_PROBLEM TO SOLVE_
Return all lines where the word "rights" can be found.

(Data entries)
:::

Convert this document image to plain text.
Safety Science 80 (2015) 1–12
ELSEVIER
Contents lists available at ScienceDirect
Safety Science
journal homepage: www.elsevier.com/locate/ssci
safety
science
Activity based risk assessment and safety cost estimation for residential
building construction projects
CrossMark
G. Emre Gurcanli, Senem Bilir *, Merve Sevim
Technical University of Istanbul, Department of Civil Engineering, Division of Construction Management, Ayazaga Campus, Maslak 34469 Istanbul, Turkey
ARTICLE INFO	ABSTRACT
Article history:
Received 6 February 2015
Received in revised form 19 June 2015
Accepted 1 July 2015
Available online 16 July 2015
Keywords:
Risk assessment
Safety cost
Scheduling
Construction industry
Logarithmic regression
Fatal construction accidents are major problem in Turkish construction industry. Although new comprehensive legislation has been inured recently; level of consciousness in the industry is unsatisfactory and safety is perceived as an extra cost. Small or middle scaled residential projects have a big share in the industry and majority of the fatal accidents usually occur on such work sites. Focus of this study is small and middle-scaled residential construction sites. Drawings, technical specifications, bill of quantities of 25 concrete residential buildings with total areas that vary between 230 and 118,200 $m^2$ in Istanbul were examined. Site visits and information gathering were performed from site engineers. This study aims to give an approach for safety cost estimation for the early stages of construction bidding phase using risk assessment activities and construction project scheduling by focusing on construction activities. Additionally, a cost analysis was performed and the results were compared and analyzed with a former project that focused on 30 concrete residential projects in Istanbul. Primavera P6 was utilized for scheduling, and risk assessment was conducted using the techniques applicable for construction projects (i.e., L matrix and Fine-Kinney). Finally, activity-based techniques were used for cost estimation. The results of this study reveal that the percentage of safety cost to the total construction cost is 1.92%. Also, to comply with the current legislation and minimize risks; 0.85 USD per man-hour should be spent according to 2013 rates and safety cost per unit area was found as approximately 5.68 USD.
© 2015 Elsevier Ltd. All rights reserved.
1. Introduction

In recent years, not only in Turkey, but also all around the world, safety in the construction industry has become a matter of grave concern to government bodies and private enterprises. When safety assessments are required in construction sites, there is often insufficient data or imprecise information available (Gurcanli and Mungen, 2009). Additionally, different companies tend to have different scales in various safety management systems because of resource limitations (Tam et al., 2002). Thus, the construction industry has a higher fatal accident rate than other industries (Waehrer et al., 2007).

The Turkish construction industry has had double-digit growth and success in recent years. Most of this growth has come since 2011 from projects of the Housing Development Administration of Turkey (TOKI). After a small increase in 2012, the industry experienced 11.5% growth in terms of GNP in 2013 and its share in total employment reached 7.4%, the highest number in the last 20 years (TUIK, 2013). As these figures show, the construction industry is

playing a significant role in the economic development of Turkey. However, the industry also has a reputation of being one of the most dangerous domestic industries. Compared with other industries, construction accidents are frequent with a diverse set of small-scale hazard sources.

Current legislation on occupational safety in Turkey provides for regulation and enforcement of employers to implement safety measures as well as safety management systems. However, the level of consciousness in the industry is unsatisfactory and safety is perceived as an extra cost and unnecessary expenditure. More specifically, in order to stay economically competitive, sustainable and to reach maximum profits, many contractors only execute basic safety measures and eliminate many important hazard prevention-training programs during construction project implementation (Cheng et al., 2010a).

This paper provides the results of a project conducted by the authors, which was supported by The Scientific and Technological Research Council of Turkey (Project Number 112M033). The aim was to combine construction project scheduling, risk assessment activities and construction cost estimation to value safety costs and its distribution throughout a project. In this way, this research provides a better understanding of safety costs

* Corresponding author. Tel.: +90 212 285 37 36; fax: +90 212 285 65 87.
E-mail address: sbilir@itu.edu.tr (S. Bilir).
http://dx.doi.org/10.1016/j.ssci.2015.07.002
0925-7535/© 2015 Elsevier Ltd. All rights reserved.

:::

_TASK RESPONSE_
© 2015 Elsevier Ltd. All rights reserved.
0925-7535/© 2015 Elsevier Ltd. All rights reserved.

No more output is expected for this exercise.